#### OBJECTIVE:
Pull out every line from the listing that has the word "Sinaloa".

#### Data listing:

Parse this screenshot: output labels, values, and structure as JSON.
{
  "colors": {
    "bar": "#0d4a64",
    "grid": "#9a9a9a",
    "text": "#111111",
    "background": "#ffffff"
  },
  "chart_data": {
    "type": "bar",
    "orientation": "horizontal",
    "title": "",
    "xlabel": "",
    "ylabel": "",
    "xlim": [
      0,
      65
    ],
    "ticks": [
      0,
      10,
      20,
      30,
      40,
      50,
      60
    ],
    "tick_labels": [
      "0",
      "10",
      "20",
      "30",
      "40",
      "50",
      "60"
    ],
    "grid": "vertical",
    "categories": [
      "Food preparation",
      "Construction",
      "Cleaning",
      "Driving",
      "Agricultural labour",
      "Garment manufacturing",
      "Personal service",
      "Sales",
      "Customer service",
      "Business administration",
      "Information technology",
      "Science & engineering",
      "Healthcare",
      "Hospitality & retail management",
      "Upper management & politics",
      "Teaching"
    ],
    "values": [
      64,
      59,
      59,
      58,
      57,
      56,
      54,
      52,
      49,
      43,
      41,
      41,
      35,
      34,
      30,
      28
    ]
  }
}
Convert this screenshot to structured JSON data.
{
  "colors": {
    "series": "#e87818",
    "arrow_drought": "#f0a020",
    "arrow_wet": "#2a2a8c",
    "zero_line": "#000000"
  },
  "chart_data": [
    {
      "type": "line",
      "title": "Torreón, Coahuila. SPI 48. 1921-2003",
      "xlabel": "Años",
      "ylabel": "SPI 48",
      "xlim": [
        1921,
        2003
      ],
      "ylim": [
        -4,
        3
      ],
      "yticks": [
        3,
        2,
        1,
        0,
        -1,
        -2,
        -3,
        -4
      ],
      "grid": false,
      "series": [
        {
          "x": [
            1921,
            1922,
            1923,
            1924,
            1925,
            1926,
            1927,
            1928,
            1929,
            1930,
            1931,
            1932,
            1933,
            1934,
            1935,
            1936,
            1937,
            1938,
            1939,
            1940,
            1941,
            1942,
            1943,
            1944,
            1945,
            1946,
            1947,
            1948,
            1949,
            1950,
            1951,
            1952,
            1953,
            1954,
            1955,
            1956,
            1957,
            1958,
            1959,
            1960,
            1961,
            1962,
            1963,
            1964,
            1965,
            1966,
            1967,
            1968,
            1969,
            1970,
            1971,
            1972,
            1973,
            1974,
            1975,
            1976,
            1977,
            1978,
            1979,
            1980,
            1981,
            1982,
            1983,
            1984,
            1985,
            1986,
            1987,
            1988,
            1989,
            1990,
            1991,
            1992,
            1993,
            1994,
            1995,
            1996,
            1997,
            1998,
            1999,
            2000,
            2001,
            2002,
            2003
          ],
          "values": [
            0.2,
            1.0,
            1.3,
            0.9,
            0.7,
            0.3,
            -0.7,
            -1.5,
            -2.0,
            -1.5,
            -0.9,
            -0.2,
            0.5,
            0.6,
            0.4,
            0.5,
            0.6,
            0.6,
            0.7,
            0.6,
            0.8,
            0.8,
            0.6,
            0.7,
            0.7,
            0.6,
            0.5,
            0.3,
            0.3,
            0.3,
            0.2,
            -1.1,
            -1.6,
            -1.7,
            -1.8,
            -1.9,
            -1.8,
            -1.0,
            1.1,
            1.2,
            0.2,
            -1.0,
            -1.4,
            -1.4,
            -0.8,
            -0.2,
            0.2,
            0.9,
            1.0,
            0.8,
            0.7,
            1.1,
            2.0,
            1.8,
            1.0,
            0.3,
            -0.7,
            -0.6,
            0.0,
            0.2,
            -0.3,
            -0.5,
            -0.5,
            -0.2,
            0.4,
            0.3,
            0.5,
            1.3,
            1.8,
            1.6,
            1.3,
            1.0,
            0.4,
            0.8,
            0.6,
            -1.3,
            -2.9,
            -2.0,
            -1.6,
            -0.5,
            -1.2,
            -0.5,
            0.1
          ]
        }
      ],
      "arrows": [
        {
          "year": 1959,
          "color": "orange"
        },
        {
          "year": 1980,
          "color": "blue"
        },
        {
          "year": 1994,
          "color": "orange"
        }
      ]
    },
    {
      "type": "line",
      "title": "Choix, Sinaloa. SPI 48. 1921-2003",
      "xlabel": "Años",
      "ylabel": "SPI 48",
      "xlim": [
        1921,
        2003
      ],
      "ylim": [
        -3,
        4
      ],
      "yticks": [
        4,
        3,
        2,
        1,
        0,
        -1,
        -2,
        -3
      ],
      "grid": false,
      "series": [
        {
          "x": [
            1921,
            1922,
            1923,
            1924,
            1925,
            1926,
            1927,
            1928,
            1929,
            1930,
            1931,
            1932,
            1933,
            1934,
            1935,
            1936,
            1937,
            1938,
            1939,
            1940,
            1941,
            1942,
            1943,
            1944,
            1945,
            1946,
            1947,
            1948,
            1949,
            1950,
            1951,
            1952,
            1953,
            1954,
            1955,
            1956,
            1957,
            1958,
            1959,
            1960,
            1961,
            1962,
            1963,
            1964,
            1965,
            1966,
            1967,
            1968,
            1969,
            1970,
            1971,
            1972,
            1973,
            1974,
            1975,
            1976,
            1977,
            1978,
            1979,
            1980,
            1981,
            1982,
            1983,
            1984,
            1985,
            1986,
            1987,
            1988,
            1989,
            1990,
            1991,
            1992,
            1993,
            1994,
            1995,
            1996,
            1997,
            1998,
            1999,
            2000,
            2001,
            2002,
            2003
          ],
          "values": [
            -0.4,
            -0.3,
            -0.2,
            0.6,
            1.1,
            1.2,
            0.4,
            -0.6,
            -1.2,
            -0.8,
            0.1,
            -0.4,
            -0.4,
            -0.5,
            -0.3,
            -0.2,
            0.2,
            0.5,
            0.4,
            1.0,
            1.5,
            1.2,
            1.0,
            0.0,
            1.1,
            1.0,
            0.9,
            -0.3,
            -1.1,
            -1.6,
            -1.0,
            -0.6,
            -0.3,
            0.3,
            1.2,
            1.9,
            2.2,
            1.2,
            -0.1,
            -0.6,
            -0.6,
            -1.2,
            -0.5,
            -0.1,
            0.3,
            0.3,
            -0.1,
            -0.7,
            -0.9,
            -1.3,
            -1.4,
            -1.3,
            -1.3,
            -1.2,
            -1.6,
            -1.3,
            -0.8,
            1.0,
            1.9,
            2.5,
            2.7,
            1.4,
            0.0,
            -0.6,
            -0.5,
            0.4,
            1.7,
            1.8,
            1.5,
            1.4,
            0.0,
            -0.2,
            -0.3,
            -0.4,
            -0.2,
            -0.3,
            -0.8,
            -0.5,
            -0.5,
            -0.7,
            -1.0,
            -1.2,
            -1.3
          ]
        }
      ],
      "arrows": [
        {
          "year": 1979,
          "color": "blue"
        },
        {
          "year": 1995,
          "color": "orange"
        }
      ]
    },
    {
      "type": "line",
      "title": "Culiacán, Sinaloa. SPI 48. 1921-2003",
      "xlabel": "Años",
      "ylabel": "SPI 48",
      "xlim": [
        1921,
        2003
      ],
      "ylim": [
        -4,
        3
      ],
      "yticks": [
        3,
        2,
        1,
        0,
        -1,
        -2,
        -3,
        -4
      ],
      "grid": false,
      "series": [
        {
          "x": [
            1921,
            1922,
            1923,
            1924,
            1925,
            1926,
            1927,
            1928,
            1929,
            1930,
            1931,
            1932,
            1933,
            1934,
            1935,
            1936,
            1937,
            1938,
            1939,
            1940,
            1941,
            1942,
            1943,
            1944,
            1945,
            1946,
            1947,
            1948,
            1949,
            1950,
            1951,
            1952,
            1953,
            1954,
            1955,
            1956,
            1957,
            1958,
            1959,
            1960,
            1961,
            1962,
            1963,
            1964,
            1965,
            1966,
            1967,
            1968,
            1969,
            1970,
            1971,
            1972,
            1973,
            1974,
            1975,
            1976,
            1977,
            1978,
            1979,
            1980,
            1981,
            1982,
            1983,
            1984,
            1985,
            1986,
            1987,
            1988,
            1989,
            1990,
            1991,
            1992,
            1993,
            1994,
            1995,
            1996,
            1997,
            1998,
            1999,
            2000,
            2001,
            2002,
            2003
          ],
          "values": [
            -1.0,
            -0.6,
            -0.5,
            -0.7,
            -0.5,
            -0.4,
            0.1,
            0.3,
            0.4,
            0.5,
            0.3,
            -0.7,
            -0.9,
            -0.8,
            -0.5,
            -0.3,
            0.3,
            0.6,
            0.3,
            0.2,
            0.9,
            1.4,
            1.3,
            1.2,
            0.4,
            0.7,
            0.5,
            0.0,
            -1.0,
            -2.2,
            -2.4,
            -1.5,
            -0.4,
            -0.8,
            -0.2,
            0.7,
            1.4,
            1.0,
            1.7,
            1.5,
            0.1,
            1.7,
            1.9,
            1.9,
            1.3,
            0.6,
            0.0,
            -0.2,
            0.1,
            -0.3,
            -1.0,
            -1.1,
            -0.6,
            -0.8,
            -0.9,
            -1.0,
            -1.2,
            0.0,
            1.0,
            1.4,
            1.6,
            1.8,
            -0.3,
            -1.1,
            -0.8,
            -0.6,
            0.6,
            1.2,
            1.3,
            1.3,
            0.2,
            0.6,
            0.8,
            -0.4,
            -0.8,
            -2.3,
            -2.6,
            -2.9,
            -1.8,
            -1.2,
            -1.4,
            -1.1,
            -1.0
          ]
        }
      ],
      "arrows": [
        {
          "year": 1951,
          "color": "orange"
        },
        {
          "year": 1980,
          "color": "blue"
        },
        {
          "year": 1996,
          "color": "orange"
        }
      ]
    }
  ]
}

#### RESPONSE:
      "title": "Choix, Sinaloa. SPI 48. 1921-2003",
      "title": "Culiacán, Sinaloa. SPI 48. 1921-2003",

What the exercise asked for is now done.